>> start Material for this exercise

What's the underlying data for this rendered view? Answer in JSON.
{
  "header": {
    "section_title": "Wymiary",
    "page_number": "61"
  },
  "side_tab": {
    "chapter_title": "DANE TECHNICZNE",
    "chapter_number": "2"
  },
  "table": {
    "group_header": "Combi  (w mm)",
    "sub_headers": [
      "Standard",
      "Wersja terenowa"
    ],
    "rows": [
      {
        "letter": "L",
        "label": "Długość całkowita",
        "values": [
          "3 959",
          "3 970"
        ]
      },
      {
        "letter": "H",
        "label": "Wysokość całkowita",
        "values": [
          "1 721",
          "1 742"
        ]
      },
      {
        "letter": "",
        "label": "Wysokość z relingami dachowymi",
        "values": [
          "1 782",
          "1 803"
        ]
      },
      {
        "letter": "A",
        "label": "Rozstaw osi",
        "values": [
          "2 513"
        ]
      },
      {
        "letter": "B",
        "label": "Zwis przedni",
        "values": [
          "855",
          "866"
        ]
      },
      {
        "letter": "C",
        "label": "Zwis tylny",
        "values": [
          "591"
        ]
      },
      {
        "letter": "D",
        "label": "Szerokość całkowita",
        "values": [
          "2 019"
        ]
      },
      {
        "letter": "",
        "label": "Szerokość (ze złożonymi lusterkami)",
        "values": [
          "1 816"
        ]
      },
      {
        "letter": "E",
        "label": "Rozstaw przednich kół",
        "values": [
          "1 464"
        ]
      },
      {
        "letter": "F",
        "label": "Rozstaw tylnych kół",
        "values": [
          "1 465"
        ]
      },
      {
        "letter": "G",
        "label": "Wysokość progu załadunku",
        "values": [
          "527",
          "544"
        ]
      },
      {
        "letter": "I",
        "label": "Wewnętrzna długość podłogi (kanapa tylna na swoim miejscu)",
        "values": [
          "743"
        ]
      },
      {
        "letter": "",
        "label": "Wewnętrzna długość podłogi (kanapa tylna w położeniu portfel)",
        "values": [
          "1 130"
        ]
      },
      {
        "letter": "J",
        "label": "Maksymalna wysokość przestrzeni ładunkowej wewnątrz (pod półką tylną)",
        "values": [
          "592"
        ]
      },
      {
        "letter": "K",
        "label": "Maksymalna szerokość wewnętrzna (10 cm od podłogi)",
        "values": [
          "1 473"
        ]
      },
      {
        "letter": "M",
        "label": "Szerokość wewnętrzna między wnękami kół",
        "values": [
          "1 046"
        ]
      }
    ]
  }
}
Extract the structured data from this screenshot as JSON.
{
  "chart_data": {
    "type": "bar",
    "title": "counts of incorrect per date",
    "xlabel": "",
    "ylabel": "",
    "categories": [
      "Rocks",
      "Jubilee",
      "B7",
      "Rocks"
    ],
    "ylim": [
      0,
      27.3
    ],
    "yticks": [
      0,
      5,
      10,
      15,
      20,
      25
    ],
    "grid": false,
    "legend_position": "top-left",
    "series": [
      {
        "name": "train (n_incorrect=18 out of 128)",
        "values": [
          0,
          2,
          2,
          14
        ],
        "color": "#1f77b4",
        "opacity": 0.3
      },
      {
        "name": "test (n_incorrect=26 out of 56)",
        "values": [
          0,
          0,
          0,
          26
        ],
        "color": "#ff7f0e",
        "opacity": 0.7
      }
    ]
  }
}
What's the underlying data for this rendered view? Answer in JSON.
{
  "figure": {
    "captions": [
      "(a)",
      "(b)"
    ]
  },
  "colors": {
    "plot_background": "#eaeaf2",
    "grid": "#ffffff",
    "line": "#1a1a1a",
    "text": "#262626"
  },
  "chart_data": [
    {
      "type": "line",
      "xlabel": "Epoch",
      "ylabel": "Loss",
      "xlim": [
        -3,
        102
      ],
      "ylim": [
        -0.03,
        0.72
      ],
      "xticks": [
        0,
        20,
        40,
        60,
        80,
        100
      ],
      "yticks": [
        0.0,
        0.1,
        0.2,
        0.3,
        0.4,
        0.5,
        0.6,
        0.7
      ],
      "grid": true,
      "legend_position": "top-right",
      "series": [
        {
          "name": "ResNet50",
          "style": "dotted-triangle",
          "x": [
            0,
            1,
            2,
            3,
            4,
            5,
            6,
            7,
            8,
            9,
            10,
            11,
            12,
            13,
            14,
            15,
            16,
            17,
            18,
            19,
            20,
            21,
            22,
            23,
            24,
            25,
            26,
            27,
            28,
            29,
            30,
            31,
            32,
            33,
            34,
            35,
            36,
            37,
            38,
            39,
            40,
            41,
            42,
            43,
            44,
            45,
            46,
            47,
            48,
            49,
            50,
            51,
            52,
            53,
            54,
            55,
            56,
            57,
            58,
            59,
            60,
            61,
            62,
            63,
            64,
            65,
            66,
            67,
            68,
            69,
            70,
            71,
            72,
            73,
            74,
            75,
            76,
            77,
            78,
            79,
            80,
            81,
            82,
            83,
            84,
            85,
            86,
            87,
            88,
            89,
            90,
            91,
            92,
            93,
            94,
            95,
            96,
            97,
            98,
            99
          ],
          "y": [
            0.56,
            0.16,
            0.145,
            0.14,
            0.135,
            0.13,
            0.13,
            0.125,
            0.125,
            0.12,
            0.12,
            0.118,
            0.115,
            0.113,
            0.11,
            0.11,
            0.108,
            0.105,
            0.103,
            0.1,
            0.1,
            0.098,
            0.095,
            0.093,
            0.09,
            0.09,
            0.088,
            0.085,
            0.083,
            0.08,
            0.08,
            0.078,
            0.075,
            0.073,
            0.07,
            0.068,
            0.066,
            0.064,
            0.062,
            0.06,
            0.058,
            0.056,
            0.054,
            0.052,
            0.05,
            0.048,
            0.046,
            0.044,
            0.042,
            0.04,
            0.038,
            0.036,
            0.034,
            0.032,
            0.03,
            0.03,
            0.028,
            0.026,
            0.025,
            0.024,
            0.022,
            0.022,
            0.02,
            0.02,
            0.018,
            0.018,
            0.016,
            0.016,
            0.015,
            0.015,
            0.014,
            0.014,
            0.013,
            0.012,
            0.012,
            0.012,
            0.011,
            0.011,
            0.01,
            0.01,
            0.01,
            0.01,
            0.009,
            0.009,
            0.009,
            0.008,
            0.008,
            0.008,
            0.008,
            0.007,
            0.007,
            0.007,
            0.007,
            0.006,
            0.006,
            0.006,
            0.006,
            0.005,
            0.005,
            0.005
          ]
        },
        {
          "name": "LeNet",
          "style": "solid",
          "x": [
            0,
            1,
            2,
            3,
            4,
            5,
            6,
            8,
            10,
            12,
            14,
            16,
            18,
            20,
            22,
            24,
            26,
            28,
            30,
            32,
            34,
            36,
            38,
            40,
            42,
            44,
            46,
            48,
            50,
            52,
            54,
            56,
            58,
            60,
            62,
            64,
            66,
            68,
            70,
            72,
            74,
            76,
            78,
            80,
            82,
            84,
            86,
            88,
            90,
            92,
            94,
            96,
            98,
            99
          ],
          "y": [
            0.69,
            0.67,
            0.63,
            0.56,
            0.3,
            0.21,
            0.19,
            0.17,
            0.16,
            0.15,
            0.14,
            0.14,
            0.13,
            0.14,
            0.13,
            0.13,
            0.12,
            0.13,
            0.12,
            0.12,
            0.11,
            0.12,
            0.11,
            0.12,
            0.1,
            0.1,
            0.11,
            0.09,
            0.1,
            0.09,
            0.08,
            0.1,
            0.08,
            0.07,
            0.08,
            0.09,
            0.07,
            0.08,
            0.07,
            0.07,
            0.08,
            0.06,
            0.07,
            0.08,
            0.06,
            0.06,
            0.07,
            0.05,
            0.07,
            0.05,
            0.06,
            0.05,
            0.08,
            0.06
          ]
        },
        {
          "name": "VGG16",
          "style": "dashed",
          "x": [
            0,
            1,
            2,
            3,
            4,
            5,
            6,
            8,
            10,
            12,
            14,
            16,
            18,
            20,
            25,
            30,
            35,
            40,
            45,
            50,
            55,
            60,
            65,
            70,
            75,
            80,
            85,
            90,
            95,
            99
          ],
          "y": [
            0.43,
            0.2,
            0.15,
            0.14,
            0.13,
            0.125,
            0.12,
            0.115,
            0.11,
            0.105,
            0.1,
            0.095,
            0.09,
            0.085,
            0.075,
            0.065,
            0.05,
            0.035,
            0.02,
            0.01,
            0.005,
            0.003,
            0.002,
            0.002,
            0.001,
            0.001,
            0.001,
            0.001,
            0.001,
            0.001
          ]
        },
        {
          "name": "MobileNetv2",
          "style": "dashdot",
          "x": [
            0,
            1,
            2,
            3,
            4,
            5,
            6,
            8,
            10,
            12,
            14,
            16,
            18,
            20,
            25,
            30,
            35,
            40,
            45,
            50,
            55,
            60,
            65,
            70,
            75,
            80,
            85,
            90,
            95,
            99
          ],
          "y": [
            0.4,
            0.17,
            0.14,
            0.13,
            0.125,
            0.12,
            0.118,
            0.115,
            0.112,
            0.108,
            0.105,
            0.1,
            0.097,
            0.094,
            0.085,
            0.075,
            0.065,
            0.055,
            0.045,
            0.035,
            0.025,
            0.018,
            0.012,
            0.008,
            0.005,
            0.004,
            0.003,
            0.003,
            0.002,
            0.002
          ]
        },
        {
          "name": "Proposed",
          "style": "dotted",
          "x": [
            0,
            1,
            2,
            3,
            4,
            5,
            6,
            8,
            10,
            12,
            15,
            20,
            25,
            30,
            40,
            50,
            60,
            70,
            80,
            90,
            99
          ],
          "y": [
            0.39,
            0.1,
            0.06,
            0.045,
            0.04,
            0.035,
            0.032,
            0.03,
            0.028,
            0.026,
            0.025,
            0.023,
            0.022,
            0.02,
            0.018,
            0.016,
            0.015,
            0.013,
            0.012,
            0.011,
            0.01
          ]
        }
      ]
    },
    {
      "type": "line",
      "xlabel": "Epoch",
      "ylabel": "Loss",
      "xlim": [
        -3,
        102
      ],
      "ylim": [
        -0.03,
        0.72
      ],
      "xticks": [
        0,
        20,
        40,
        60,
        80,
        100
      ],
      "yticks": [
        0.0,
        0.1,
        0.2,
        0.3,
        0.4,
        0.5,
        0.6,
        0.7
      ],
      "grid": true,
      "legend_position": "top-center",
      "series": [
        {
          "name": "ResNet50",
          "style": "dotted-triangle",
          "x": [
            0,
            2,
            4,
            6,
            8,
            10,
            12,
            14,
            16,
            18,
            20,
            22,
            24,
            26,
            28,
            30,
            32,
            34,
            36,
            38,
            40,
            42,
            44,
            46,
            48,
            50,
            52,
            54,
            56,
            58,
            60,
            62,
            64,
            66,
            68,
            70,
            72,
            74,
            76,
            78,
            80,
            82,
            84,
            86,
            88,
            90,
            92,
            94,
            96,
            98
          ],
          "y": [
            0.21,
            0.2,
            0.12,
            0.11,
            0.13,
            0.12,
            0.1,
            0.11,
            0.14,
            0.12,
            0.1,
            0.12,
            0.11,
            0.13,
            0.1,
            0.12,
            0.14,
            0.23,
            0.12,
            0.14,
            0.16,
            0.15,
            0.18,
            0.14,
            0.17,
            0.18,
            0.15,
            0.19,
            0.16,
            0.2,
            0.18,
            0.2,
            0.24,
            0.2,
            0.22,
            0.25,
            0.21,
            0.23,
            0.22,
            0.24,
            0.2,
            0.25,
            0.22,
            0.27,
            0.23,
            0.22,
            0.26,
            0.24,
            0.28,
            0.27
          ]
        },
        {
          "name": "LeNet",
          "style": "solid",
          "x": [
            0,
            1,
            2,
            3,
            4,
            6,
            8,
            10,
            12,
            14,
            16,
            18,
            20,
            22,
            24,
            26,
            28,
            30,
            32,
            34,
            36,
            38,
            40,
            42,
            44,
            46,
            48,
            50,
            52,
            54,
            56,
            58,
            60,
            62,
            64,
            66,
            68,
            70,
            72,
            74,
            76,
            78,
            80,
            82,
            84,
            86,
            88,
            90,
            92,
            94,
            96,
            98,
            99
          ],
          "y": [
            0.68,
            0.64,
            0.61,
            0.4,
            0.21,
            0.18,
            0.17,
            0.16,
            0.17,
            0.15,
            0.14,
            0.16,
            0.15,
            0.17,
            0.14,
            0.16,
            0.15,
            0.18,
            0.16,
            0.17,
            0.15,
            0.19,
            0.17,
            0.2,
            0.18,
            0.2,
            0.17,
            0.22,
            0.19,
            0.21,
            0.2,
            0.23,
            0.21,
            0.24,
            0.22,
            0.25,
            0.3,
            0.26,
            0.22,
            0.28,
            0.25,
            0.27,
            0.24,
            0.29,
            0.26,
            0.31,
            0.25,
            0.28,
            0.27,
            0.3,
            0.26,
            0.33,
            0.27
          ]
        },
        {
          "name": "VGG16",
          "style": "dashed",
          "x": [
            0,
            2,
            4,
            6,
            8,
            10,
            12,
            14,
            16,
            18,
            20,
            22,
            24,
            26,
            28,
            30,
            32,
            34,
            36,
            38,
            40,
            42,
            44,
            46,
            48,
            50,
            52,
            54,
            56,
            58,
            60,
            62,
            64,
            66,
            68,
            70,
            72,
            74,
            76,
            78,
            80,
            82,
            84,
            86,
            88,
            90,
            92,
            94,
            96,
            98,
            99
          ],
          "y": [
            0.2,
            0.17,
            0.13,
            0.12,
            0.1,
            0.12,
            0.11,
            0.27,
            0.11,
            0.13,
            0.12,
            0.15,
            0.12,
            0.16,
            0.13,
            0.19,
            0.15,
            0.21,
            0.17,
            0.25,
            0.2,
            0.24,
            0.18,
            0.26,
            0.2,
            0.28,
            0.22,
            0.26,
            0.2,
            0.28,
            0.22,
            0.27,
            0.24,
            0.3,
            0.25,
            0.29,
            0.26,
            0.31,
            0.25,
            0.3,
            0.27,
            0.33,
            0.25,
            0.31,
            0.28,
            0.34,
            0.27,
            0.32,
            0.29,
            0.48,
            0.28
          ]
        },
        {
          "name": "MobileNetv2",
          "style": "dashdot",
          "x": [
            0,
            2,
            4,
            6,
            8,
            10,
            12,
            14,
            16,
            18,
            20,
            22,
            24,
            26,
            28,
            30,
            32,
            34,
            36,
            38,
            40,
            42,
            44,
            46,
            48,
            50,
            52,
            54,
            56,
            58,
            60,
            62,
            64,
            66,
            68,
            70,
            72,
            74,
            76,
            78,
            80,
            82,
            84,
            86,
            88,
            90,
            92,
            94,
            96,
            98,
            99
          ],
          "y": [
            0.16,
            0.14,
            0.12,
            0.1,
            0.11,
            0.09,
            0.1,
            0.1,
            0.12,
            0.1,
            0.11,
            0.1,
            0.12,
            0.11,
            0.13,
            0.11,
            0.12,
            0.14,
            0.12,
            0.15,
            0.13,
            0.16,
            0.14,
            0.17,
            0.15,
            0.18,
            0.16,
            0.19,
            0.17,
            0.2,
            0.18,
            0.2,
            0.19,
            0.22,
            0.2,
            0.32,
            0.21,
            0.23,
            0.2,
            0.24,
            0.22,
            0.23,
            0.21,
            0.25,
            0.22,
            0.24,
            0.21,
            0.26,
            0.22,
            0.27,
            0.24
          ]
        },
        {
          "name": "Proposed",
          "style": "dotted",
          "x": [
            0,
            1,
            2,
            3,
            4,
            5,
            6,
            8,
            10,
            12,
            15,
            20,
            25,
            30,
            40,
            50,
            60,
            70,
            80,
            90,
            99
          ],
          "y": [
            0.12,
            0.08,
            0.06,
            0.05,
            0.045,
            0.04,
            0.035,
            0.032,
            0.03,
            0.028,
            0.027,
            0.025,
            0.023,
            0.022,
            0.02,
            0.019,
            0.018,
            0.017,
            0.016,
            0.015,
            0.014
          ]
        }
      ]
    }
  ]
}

>> end Material for this exercise

Exercise aim: Select every line above that contains the word "Rozstaw", and copy it.

Reply:
        "label": "Rozstaw osi",
        "label": "Rozstaw przednich kół",
        "label": "Rozstaw tylnych kół",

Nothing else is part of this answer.